>> Start The input
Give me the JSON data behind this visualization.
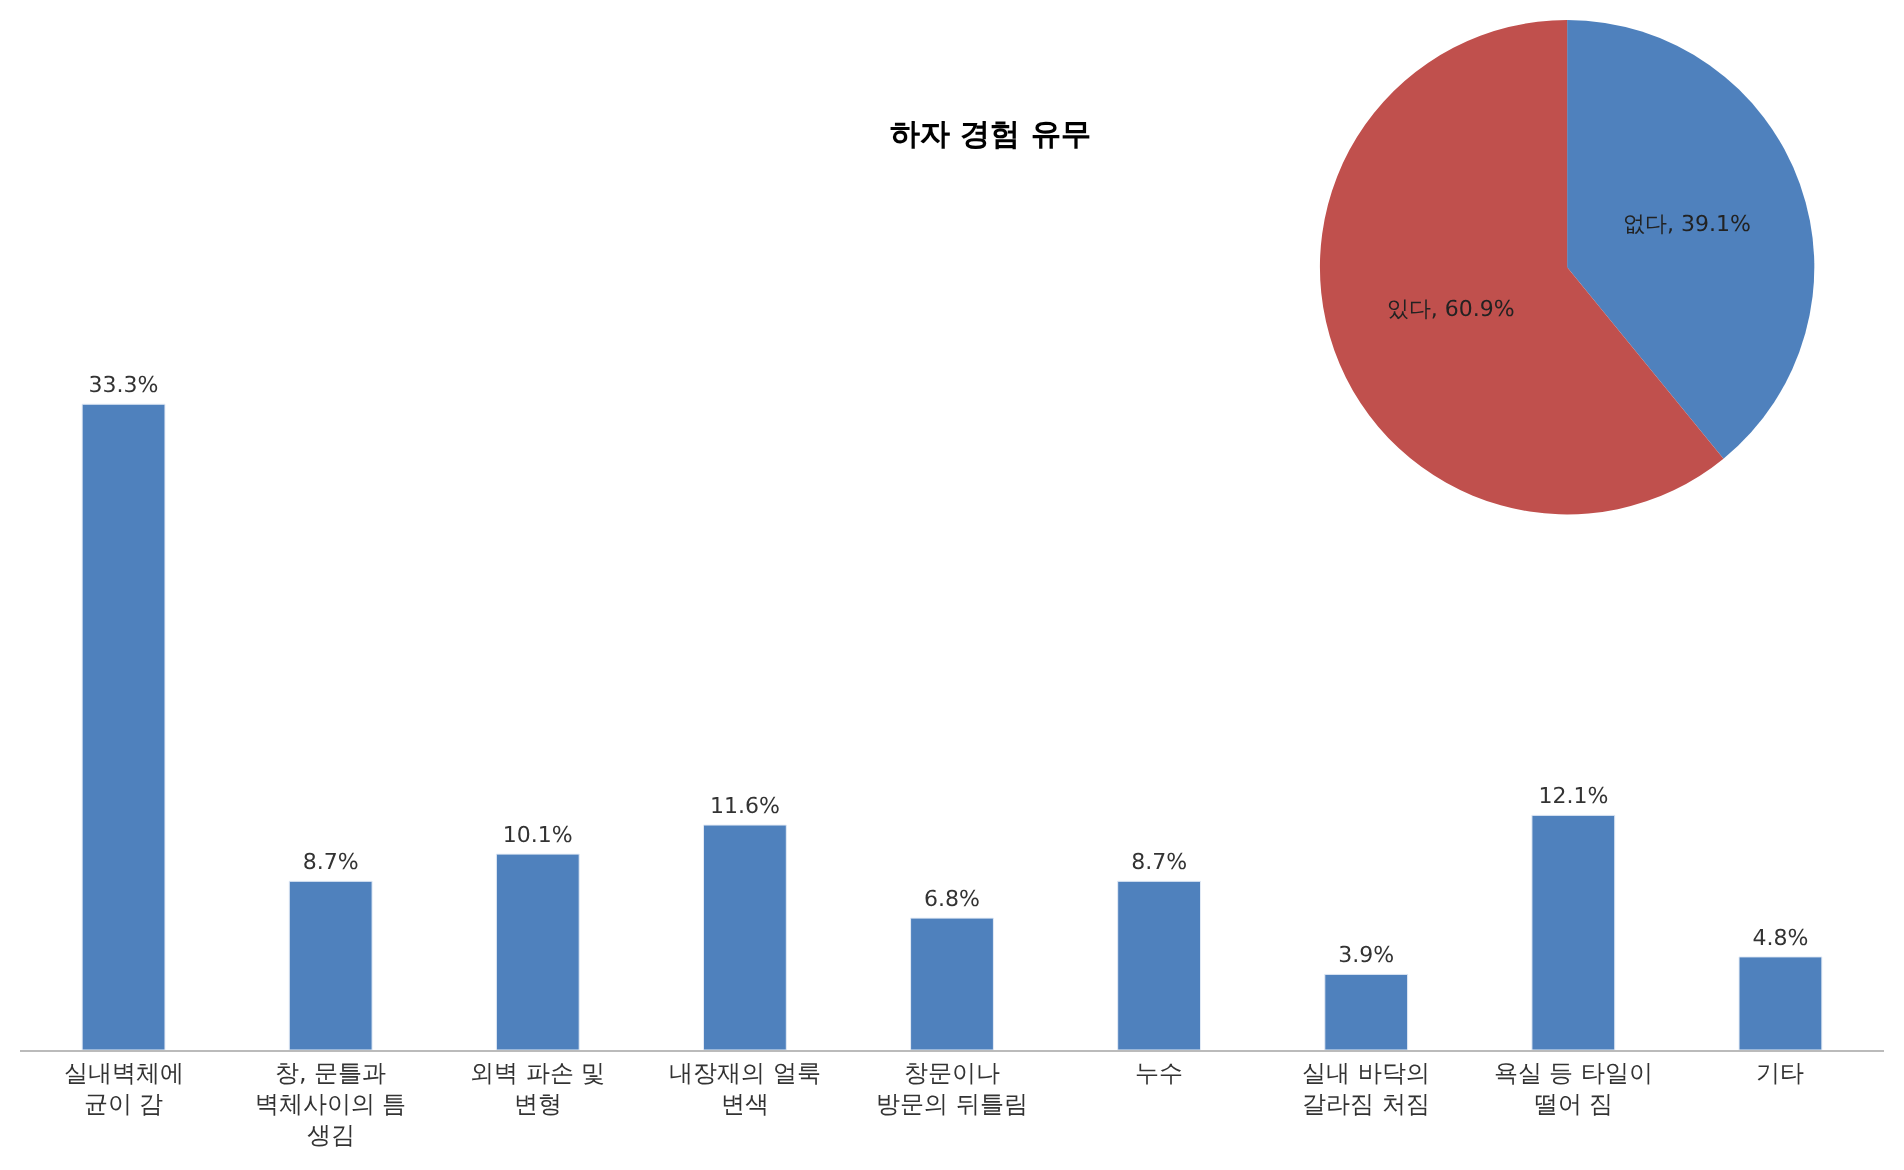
{
  "chart_data": [
    {
      "type": "bar",
      "categories": [
        "실내벽체에\n균이 감",
        "창, 문틀과\n벽체사이의 틈\n생김",
        "외벽 파손 및\n변형",
        "내장재의 얼룩\n변색",
        "창문이나\n방문의 뒤틀림",
        "누수",
        "실내 바닥의\n갈라짐 처짐",
        "욕실 등 타일이\n떨어 짐",
        "기타"
      ],
      "values": [
        33.3,
        8.7,
        10.1,
        11.6,
        6.8,
        8.7,
        3.9,
        12.1,
        4.8
      ],
      "value_labels": [
        "33.3%",
        "8.7%",
        "10.1%",
        "11.6%",
        "6.8%",
        "8.7%",
        "3.9%",
        "12.1%",
        "4.8%"
      ],
      "color": "#4f81bd"
    },
    {
      "type": "pie",
      "title": "하자 경험 유무",
      "categories": [
        "없다",
        "있다"
      ],
      "values": [
        39.1,
        60.9
      ],
      "value_labels": [
        "39.1%",
        "60.9%"
      ],
      "colors": [
        "#4f81bd",
        "#c0504d"
      ]
    }
  ]
}
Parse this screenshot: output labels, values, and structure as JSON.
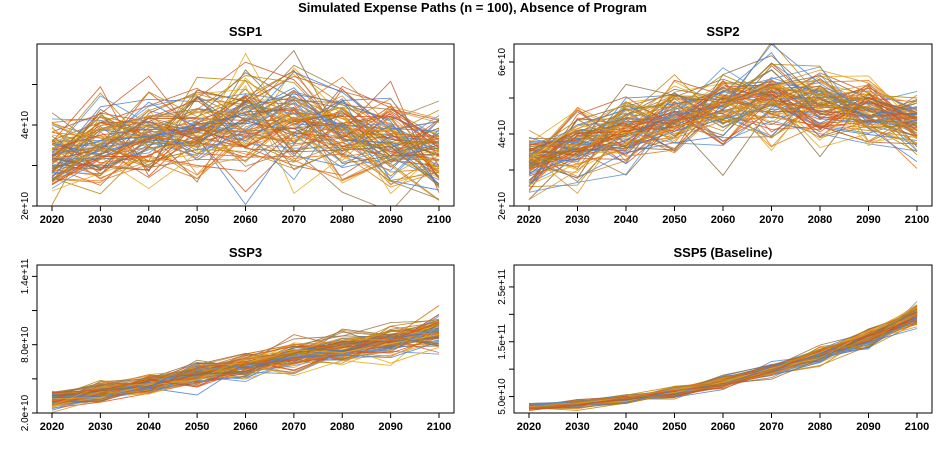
{
  "figure_title": "Simulated Expense Paths (n = 100), Absence of Program",
  "chart_data": [
    {
      "type": "line",
      "title": "SSP1",
      "x": [
        2020,
        2030,
        2040,
        2050,
        2060,
        2070,
        2080,
        2090,
        2100
      ],
      "x_tick_labels": [
        "2020",
        "2030",
        "2040",
        "2050",
        "2060",
        "2070",
        "2080",
        "2090",
        "2100"
      ],
      "ylim": [
        20000000000.0,
        60000000000.0
      ],
      "y_ticks": [
        20000000000.0,
        30000000000.0,
        40000000000.0,
        50000000000.0
      ],
      "y_tick_labels": [
        "2e+10",
        "",
        "4e+10",
        ""
      ],
      "n_paths": 100,
      "median_path": [
        32000000000.0,
        35000000000.0,
        37000000000.0,
        39000000000.0,
        40000000000.0,
        41000000000.0,
        38000000000.0,
        36000000000.0,
        33000000000.0
      ],
      "spread": [
        5000000000.0,
        6000000000.0,
        6000000000.0,
        7000000000.0,
        7000000000.0,
        7500000000.0,
        6500000000.0,
        6000000000.0,
        6000000000.0
      ]
    },
    {
      "type": "line",
      "title": "SSP2",
      "x": [
        2020,
        2030,
        2040,
        2050,
        2060,
        2070,
        2080,
        2090,
        2100
      ],
      "x_tick_labels": [
        "2020",
        "2030",
        "2040",
        "2050",
        "2060",
        "2070",
        "2080",
        "2090",
        "2100"
      ],
      "ylim": [
        20000000000.0,
        65000000000.0
      ],
      "y_ticks": [
        20000000000.0,
        30000000000.0,
        40000000000.0,
        50000000000.0,
        60000000000.0
      ],
      "y_tick_labels": [
        "2e+10",
        "",
        "4e+10",
        "",
        "6e+10"
      ],
      "n_paths": 100,
      "median_path": [
        32000000000.0,
        36000000000.0,
        40000000000.0,
        44000000000.0,
        47000000000.0,
        50000000000.0,
        48000000000.0,
        46000000000.0,
        43000000000.0
      ],
      "spread": [
        5000000000.0,
        5500000000.0,
        5500000000.0,
        6000000000.0,
        6000000000.0,
        6500000000.0,
        5500000000.0,
        5000000000.0,
        4500000000.0
      ]
    },
    {
      "type": "line",
      "title": "SSP3",
      "x": [
        2020,
        2030,
        2040,
        2050,
        2060,
        2070,
        2080,
        2090,
        2100
      ],
      "x_tick_labels": [
        "2020",
        "2030",
        "2040",
        "2050",
        "2060",
        "2070",
        "2080",
        "2090",
        "2100"
      ],
      "ylim": [
        20000000000.0,
        150000000000.0
      ],
      "y_ticks": [
        20000000000.0,
        50000000000.0,
        80000000000.0,
        110000000000.0,
        140000000000.0
      ],
      "y_tick_labels": [
        "2.0e+10",
        "",
        "8.0e+10",
        "",
        "1.4e+11"
      ],
      "n_paths": 100,
      "median_path": [
        32000000000.0,
        38000000000.0,
        45000000000.0,
        53000000000.0,
        62000000000.0,
        70000000000.0,
        76000000000.0,
        84000000000.0,
        92000000000.0
      ],
      "spread": [
        4000000000.0,
        4500000000.0,
        5000000000.0,
        5500000000.0,
        6000000000.0,
        6500000000.0,
        7000000000.0,
        7500000000.0,
        8000000000.0
      ]
    },
    {
      "type": "line",
      "title": "SSP5 (Baseline)",
      "x": [
        2020,
        2030,
        2040,
        2050,
        2060,
        2070,
        2080,
        2090,
        2100
      ],
      "x_tick_labels": [
        "2020",
        "2030",
        "2040",
        "2050",
        "2060",
        "2070",
        "2080",
        "2090",
        "2100"
      ],
      "ylim": [
        20000000000.0,
        290000000000.0
      ],
      "y_ticks": [
        50000000000.0,
        100000000000.0,
        150000000000.0,
        200000000000.0,
        250000000000.0
      ],
      "y_tick_labels": [
        "5.0e+10",
        "",
        "1.5e+11",
        "",
        "2.5e+11"
      ],
      "n_paths": 100,
      "median_path": [
        32000000000.0,
        36000000000.0,
        45000000000.0,
        58000000000.0,
        76000000000.0,
        96000000000.0,
        125000000000.0,
        158000000000.0,
        200000000000.0
      ],
      "spread": [
        3000000000.0,
        3500000000.0,
        4000000000.0,
        5000000000.0,
        6000000000.0,
        7000000000.0,
        8000000000.0,
        9000000000.0,
        10000000000.0
      ]
    }
  ],
  "palette": [
    "#5b8fd6",
    "#e07a1f",
    "#c65a2a",
    "#e6a817",
    "#8c6d3f",
    "#4a7fcf",
    "#d9922f",
    "#b8860b",
    "#9e7a4e",
    "#d9541e"
  ]
}
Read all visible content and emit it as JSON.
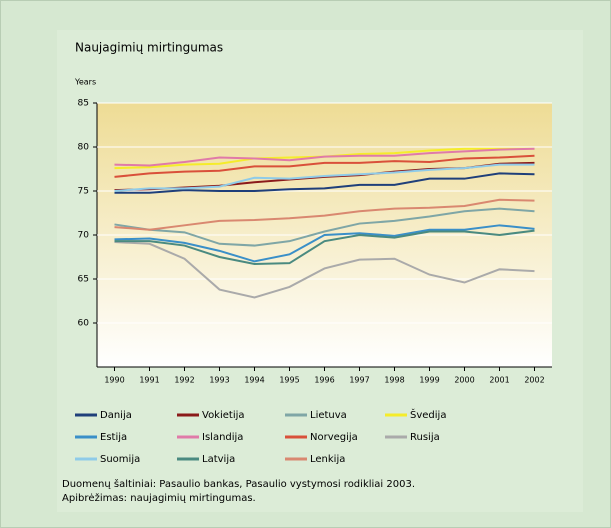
{
  "chart_data": {
    "type": "line",
    "title": "Naujagimių mirtingumas",
    "y_label": "Years",
    "x": [
      1990,
      1991,
      1992,
      1993,
      1994,
      1995,
      1996,
      1997,
      1998,
      1999,
      2000,
      2001,
      2002
    ],
    "xlim": [
      1989.5,
      2002.5
    ],
    "xticks": [
      1990,
      1991,
      1992,
      1993,
      1994,
      1995,
      1996,
      1997,
      1998,
      1999,
      2000,
      2001,
      2002
    ],
    "ylim": [
      55,
      85
    ],
    "yticks": [
      60,
      65,
      70,
      75,
      80,
      85
    ],
    "series": [
      {
        "name": "Danija",
        "color": "#1f3f7a",
        "values": [
          74.8,
          74.8,
          75.1,
          75.0,
          75.0,
          75.2,
          75.3,
          75.7,
          75.7,
          76.4,
          76.4,
          77.0,
          76.9
        ]
      },
      {
        "name": "Vokietija",
        "color": "#8b1a1a",
        "values": [
          75.1,
          75.2,
          75.4,
          75.6,
          76.0,
          76.3,
          76.6,
          76.8,
          77.2,
          77.5,
          77.6,
          78.1,
          78.2
        ]
      },
      {
        "name": "Lietuva",
        "color": "#7fa6a6",
        "values": [
          71.2,
          70.6,
          70.3,
          69.0,
          68.8,
          69.3,
          70.4,
          71.3,
          71.6,
          72.1,
          72.7,
          73.0,
          72.7
        ]
      },
      {
        "name": "Švedija",
        "color": "#f5ec2a",
        "values": [
          77.6,
          77.7,
          78.0,
          78.1,
          78.7,
          78.8,
          78.9,
          79.2,
          79.3,
          79.6,
          79.8,
          79.8,
          79.8
        ]
      },
      {
        "name": "Estija",
        "color": "#3a8fc8",
        "values": [
          69.5,
          69.6,
          69.1,
          68.2,
          67.0,
          67.8,
          70.0,
          70.2,
          69.9,
          70.6,
          70.6,
          71.1,
          70.7
        ]
      },
      {
        "name": "Islandija",
        "color": "#e07aa8",
        "values": [
          78.0,
          77.9,
          78.3,
          78.8,
          78.7,
          78.5,
          78.9,
          79.0,
          79.0,
          79.3,
          79.5,
          79.7,
          79.8
        ]
      },
      {
        "name": "Norvegija",
        "color": "#d9503a",
        "values": [
          76.6,
          77.0,
          77.2,
          77.3,
          77.8,
          77.8,
          78.2,
          78.2,
          78.4,
          78.3,
          78.7,
          78.8,
          79.0
        ]
      },
      {
        "name": "Rusija",
        "color": "#aaaaaa",
        "values": [
          69.2,
          69.0,
          67.3,
          63.8,
          62.9,
          64.1,
          66.2,
          67.2,
          67.3,
          65.5,
          64.6,
          66.1,
          65.9
        ]
      },
      {
        "name": "Suomija",
        "color": "#8fcbe8",
        "values": [
          75.0,
          75.3,
          75.3,
          75.5,
          76.5,
          76.4,
          76.7,
          76.9,
          77.1,
          77.4,
          77.6,
          78.0,
          78.0
        ]
      },
      {
        "name": "Latvija",
        "color": "#4a8a80",
        "values": [
          69.3,
          69.3,
          68.8,
          67.5,
          66.7,
          66.8,
          69.3,
          70.0,
          69.7,
          70.4,
          70.4,
          70.0,
          70.5
        ]
      },
      {
        "name": "Lenkija",
        "color": "#d98870",
        "values": [
          70.9,
          70.6,
          71.1,
          71.6,
          71.7,
          71.9,
          72.2,
          72.7,
          73.0,
          73.1,
          73.3,
          74.0,
          73.9
        ]
      }
    ],
    "notes": [
      "Duomenų šaltiniai: Pasaulio bankas, Pasaulio vystymosi rodikliai 2003.",
      "Apibrėžimas: naujagimių mirtingumas."
    ]
  }
}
>> End The input
▶ [Exercise aim]:
Find the word "name" in the data and show each line that holds it.

▶ [Output of the task]:
        "name": "Danija",
        "name": "Vokietija",
        "name": "Lietuva",
        "name": "Švedija",
        "name": "Estija",
        "name": "Islandija",
        "name": "Norvegija",
        "name": "Rusija",
        "name": "Suomija",
        "name": "Latvija",
        "name": "Lenkija",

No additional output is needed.